[Records from a collection of figures]
----------

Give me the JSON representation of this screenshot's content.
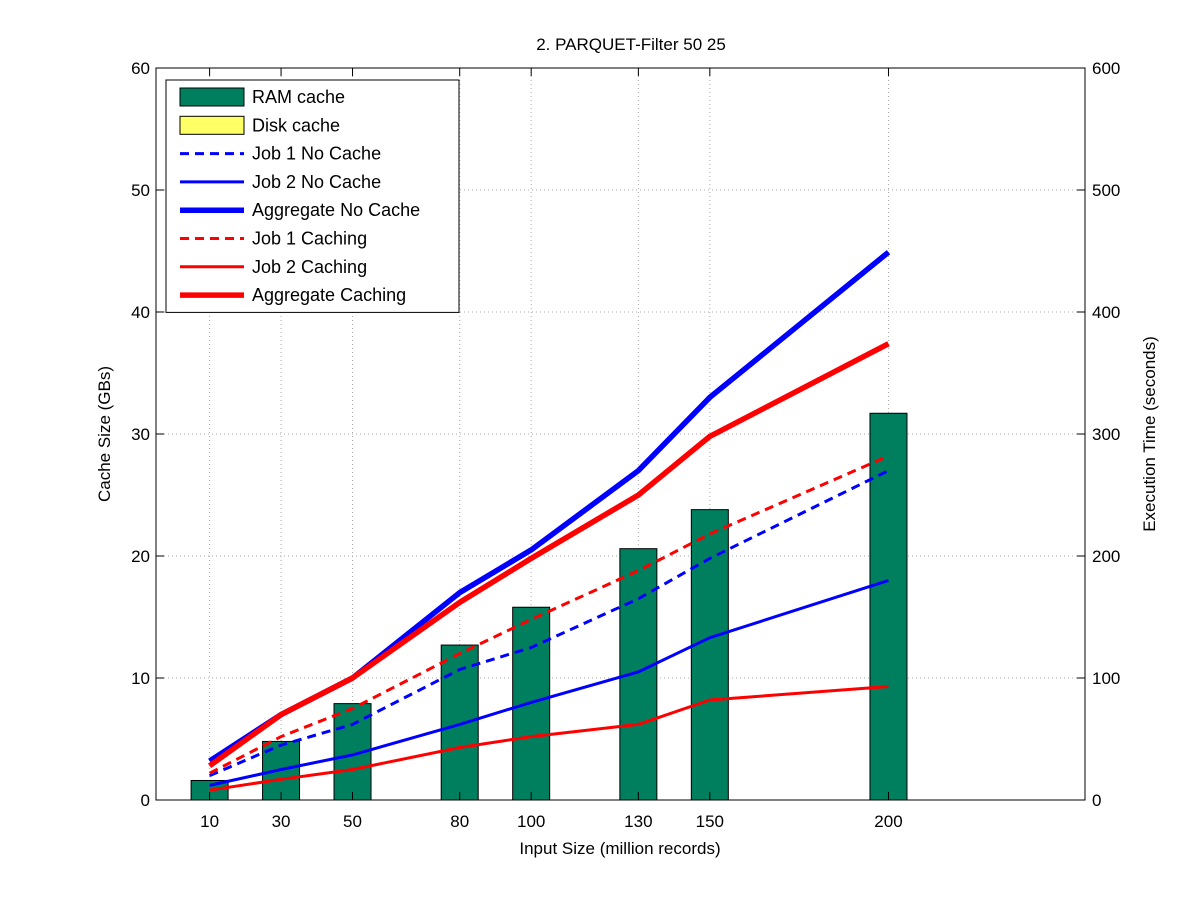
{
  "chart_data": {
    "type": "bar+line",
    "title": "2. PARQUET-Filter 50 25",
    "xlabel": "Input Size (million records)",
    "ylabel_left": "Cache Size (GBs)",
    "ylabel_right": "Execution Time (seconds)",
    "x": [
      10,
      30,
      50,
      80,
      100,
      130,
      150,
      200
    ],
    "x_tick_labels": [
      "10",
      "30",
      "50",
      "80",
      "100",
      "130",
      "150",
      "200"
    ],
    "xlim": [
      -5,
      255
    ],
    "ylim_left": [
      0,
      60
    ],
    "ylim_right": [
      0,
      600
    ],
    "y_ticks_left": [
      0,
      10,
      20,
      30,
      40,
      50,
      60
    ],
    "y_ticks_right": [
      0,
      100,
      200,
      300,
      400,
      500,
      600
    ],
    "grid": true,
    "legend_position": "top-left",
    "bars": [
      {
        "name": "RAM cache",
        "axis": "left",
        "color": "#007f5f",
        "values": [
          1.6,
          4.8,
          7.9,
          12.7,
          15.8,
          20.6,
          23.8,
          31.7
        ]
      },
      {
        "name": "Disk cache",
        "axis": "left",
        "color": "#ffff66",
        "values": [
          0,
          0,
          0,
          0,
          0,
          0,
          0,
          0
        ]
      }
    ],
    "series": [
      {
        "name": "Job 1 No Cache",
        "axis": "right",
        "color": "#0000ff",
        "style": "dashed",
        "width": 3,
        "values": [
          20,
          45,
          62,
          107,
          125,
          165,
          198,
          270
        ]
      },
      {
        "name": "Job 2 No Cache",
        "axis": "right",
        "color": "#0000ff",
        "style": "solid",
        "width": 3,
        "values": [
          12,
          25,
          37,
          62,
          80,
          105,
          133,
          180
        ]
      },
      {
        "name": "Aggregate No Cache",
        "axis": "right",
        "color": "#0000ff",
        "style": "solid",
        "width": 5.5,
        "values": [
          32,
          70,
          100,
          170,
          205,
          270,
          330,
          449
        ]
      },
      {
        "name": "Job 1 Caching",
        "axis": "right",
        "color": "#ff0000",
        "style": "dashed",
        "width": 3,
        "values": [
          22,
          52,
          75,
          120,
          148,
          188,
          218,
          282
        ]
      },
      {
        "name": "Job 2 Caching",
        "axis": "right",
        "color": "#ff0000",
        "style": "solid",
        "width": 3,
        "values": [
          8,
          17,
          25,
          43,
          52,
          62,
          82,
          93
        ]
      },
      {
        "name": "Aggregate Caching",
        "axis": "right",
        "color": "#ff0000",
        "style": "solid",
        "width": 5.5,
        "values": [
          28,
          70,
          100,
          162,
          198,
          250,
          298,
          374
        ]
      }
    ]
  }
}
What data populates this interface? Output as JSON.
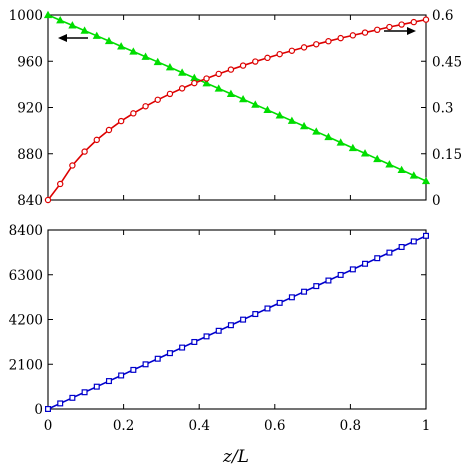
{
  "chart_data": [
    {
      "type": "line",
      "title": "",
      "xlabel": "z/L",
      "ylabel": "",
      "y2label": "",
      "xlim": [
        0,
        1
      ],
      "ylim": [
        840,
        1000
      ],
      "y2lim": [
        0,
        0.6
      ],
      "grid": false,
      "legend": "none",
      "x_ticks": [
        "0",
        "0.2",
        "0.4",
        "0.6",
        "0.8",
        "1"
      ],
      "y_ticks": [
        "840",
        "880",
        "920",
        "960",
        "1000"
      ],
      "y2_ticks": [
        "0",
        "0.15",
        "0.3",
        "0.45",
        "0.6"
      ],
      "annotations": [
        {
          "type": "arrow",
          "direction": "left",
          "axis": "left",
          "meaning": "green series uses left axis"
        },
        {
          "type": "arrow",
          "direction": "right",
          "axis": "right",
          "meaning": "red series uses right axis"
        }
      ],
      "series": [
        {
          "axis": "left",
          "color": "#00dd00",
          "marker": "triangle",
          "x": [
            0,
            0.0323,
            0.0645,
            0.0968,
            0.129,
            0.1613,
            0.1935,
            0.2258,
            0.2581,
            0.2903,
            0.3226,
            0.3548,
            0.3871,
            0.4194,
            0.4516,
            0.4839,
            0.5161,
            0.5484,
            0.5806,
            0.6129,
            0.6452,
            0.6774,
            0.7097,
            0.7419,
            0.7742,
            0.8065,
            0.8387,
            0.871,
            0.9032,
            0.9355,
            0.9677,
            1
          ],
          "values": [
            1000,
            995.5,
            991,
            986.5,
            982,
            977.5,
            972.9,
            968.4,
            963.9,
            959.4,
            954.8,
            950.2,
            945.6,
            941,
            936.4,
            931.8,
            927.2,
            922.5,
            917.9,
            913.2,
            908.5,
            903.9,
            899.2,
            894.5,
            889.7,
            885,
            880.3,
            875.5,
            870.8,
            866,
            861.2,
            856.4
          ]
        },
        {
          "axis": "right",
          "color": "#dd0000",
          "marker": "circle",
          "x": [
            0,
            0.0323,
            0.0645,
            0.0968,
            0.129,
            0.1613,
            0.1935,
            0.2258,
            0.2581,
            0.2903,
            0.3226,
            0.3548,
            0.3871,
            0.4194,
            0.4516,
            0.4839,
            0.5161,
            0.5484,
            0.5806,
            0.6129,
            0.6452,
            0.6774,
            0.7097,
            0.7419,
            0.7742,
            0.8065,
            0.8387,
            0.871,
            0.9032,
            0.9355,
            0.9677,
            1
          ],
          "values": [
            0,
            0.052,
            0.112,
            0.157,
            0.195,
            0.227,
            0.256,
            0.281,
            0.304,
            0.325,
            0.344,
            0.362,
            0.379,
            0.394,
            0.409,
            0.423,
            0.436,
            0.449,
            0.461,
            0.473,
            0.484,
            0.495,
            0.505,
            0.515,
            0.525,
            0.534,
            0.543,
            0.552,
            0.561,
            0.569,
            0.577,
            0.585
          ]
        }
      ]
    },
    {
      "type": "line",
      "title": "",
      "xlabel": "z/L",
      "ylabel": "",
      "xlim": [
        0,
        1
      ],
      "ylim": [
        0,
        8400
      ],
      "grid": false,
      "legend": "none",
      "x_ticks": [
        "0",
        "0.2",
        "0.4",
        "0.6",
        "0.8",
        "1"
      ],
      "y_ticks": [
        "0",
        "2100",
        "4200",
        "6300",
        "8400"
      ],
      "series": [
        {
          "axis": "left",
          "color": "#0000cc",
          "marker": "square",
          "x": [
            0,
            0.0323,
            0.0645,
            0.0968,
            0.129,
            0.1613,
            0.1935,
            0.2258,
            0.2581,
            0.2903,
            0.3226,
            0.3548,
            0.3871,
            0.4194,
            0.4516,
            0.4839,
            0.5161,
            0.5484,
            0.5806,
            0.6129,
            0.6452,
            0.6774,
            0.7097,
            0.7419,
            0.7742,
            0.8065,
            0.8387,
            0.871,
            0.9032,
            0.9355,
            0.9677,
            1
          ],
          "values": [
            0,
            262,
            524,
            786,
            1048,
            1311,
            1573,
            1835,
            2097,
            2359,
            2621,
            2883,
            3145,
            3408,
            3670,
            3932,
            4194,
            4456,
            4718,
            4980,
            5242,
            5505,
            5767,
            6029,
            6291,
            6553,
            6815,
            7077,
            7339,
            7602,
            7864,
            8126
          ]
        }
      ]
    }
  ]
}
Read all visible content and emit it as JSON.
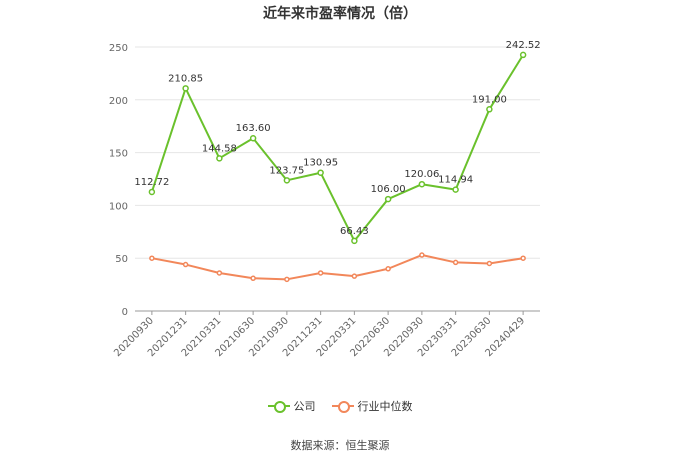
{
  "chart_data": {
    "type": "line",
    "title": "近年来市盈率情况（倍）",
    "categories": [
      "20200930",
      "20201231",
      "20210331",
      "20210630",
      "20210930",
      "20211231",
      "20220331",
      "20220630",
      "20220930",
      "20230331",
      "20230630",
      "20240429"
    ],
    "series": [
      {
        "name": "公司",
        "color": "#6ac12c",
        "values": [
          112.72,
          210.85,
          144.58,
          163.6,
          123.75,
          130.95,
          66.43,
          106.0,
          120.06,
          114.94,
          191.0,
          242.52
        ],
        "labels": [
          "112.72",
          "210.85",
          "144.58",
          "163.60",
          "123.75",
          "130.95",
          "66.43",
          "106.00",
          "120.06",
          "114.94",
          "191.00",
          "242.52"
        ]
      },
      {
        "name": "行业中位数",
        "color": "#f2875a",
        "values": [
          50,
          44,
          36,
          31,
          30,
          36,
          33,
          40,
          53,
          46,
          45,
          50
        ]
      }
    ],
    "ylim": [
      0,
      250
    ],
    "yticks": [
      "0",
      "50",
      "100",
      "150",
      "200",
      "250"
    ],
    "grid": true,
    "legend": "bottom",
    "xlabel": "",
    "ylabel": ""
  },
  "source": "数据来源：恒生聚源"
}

----------

**WHAT THE TASK REQUIRES:** Tally up the lines holding the word "content" in the data above, and answer with that figure only.

**IN RESPONSE:** 2